### EXERCISE INSTRUCTIONS
Work out how many lines in the entries contain the string "your", and give nothing but that number.

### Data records
* start *
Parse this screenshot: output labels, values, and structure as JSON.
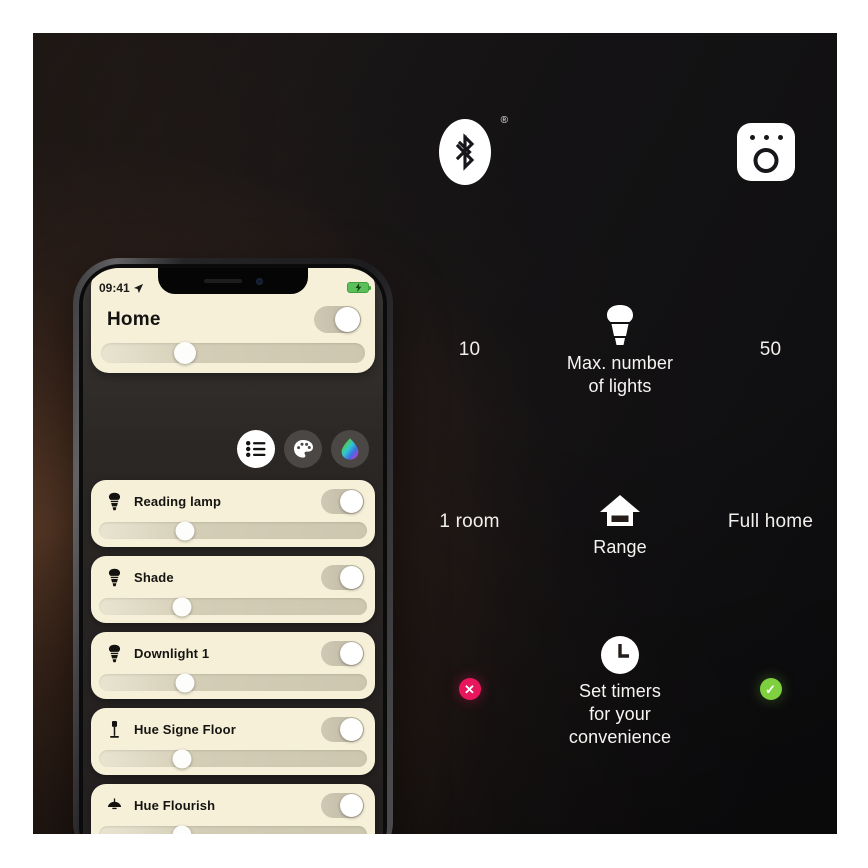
{
  "hero": {
    "top_icons": {
      "bluetooth": {
        "name": "bluetooth-icon",
        "registered_mark": "®"
      },
      "bridge": {
        "name": "hue-bridge-icon"
      }
    },
    "features": [
      {
        "id": "max-lights",
        "icon": "bulb-icon",
        "label": "Max. number\nof lights",
        "label_line1": "Max. number",
        "label_line2": "of lights",
        "left_value": "10",
        "right_value": "50"
      },
      {
        "id": "range",
        "icon": "house-icon",
        "label": "Range",
        "label_line1": "Range",
        "label_line2": "",
        "left_value": "1 room",
        "right_value": "Full home"
      },
      {
        "id": "timers",
        "icon": "clock-icon",
        "label": "Set timers for your convenience",
        "label_line1": "Set timers",
        "label_line2": "for your",
        "label_line3": "convenience",
        "left_value": "✕",
        "right_value": "✓"
      }
    ],
    "colors": {
      "glow": "#a86a42",
      "background": "#131214",
      "badge_x": "#e8175d",
      "badge_ok": "#7ed03f"
    }
  },
  "phone": {
    "status_bar": {
      "time": "09:41",
      "location_icon": "location-arrow-icon",
      "battery_icon": "battery-charging-icon"
    },
    "home_card": {
      "title": "Home",
      "toggle_on": true,
      "brightness_percent": 32
    },
    "mode_buttons": [
      {
        "id": "list",
        "icon": "list-icon",
        "active": true
      },
      {
        "id": "scenes",
        "icon": "palette-icon",
        "active": false
      },
      {
        "id": "color",
        "icon": "color-drop-icon",
        "active": false
      }
    ],
    "lights": [
      {
        "name": "Reading lamp",
        "icon": "spot-bulb-icon",
        "toggle_on": true,
        "brightness_percent": 32
      },
      {
        "name": "Shade",
        "icon": "spot-bulb-icon",
        "toggle_on": true,
        "brightness_percent": 31
      },
      {
        "name": "Downlight 1",
        "icon": "spot-bulb-icon",
        "toggle_on": true,
        "brightness_percent": 32
      },
      {
        "name": "Hue Signe Floor",
        "icon": "floor-lamp-icon",
        "toggle_on": true,
        "brightness_percent": 31
      },
      {
        "name": "Hue Flourish",
        "icon": "pendant-lamp-icon",
        "toggle_on": true,
        "brightness_percent": 31
      }
    ],
    "colors": {
      "card": "#f6f0d8",
      "screen": "#2c2a29"
    }
  }
}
* end *
### CORRECT RESPONSE
2